* **Written task**
Separate out the lines that hold "value".

═════ Supplied data ═════

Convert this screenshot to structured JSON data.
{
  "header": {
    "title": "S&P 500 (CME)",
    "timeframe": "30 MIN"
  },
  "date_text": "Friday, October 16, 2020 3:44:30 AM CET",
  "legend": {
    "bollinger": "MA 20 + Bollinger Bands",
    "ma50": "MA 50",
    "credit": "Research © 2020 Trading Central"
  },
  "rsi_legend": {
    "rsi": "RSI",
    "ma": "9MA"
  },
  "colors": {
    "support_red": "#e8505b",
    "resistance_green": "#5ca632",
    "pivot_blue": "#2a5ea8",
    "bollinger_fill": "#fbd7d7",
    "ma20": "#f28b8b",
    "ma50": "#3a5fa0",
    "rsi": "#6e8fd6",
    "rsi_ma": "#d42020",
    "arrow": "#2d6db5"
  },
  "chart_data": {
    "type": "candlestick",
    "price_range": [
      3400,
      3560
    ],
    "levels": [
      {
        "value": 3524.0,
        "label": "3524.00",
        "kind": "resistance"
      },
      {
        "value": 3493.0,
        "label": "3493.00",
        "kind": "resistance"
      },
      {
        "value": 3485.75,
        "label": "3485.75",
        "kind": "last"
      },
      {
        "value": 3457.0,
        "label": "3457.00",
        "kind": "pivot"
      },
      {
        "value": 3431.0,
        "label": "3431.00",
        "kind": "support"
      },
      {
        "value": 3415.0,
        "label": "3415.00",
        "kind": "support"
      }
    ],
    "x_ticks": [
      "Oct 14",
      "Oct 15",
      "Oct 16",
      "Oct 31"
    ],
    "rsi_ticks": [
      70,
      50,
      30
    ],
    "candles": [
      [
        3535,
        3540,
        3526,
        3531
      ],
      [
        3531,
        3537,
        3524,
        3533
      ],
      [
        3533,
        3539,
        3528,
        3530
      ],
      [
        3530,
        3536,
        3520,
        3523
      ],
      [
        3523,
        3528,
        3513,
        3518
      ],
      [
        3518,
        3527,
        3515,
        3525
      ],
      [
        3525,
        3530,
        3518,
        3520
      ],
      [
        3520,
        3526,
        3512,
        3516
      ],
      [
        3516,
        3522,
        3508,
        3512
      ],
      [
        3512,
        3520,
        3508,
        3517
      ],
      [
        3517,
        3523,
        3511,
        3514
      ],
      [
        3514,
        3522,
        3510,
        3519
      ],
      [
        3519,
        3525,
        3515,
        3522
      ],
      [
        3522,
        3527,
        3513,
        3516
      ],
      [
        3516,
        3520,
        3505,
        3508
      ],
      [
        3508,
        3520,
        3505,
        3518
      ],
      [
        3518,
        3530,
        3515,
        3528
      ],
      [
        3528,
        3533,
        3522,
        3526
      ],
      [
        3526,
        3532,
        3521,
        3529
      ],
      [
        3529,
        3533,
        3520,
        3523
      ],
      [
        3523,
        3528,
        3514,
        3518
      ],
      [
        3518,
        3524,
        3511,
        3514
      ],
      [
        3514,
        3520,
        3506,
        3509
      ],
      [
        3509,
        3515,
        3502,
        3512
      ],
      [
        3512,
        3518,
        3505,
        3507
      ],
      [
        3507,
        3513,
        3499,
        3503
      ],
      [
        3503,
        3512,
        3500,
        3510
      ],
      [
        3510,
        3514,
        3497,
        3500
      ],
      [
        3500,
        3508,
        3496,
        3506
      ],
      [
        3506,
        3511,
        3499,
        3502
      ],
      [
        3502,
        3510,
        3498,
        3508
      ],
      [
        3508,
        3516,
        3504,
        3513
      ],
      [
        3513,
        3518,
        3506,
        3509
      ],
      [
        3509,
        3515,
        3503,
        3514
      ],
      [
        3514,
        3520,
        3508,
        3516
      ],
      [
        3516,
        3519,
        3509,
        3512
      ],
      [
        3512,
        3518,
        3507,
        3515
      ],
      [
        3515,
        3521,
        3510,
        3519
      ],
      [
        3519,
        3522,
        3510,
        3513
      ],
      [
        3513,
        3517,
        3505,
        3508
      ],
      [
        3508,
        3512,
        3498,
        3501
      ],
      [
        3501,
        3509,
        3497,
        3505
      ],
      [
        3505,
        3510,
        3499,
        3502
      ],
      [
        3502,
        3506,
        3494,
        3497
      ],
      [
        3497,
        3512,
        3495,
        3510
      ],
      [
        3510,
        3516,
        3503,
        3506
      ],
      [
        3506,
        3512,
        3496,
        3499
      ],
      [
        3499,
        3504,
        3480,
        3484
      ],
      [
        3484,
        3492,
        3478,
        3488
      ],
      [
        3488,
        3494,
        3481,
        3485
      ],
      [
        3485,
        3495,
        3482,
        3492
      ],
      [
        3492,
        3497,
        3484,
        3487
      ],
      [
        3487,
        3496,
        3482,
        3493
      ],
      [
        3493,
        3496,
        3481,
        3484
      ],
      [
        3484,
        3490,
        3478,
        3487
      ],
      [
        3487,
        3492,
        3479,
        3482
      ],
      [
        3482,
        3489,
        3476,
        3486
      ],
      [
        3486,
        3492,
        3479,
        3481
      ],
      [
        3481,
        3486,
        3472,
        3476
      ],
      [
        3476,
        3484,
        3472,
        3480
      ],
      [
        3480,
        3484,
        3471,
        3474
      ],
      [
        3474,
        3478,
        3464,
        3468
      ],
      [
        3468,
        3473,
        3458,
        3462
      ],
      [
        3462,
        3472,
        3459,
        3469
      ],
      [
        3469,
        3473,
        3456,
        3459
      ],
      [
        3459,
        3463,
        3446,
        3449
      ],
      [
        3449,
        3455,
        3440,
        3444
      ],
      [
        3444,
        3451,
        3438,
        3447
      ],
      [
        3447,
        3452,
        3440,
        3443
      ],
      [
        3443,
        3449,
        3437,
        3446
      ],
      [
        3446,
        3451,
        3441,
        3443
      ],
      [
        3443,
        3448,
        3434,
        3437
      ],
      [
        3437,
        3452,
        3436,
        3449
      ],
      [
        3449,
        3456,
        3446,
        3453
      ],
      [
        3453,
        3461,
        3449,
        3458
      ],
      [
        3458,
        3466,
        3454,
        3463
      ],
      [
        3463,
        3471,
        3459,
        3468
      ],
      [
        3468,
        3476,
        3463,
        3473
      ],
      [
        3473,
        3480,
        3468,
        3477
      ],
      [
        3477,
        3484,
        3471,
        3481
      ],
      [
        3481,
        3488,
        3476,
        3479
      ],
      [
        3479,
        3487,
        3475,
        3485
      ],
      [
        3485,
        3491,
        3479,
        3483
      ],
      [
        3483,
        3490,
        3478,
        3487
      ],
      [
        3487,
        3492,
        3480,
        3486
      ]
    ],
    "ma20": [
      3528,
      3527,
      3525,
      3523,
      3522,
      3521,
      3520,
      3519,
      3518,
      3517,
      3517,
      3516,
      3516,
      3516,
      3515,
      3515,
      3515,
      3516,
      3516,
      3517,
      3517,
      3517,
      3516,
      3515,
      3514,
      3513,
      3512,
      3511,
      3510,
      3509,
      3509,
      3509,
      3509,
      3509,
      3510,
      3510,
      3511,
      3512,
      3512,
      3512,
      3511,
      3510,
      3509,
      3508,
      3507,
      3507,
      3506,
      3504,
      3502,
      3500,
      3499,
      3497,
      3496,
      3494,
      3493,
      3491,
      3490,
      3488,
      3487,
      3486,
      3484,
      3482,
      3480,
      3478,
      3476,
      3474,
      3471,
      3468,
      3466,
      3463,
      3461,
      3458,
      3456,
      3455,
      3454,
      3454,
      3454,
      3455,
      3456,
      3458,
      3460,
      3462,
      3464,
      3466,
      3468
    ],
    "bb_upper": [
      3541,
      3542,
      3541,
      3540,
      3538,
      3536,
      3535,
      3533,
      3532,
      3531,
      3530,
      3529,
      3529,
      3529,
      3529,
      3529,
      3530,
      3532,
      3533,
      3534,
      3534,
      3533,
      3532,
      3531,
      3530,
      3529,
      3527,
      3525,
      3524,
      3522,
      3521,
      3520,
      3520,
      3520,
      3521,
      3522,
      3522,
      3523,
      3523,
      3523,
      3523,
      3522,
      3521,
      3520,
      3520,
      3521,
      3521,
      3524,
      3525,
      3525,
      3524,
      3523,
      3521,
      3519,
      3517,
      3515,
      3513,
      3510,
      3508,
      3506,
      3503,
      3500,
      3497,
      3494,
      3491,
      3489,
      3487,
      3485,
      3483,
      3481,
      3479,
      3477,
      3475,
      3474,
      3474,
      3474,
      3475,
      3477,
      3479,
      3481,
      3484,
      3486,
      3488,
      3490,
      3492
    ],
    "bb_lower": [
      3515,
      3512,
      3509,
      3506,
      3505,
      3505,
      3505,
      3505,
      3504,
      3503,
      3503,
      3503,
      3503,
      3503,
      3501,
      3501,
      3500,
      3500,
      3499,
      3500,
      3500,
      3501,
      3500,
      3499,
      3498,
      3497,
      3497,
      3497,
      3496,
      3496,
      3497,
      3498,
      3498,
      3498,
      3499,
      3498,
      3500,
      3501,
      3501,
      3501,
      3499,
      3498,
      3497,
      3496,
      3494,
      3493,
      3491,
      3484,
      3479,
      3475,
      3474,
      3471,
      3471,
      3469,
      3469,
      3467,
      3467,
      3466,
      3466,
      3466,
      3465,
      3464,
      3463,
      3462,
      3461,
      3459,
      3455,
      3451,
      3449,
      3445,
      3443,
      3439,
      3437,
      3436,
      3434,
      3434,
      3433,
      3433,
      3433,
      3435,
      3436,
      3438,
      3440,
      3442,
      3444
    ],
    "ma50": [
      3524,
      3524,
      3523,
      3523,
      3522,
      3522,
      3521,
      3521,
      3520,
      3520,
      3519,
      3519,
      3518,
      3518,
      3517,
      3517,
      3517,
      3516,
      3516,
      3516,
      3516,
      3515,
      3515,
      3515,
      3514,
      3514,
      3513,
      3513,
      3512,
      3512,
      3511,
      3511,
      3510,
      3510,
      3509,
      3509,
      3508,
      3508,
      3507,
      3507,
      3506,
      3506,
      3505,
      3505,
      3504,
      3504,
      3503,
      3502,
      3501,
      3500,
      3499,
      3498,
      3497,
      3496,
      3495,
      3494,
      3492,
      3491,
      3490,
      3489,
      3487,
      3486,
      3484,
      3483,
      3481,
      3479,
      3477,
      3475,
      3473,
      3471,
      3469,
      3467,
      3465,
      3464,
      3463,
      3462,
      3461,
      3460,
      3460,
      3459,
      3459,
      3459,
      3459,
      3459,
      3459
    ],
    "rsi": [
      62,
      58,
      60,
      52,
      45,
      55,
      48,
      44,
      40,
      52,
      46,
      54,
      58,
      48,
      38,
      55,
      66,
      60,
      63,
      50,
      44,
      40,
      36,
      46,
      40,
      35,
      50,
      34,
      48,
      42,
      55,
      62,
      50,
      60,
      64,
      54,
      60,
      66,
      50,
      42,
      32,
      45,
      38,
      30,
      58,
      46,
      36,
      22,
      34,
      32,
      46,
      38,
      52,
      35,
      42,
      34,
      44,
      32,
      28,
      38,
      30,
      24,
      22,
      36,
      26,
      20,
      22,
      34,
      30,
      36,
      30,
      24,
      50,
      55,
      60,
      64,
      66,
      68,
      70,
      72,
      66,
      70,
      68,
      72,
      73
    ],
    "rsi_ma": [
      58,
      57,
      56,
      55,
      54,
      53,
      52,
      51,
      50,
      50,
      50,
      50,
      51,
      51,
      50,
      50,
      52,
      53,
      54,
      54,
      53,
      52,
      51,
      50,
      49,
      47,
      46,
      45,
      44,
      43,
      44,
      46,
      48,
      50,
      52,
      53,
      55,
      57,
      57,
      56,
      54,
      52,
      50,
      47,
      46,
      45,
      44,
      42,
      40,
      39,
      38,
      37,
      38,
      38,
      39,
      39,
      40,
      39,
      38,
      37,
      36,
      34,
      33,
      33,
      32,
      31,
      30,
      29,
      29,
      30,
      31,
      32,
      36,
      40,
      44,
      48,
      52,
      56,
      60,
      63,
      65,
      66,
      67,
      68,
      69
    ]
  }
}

═════

* **Exercise response**
        "value": 3524.0,
        "value": 3493.0,
        "value": 3485.75,
        "value": 3457.0,
        "value": 3431.0,
        "value": 3415.0,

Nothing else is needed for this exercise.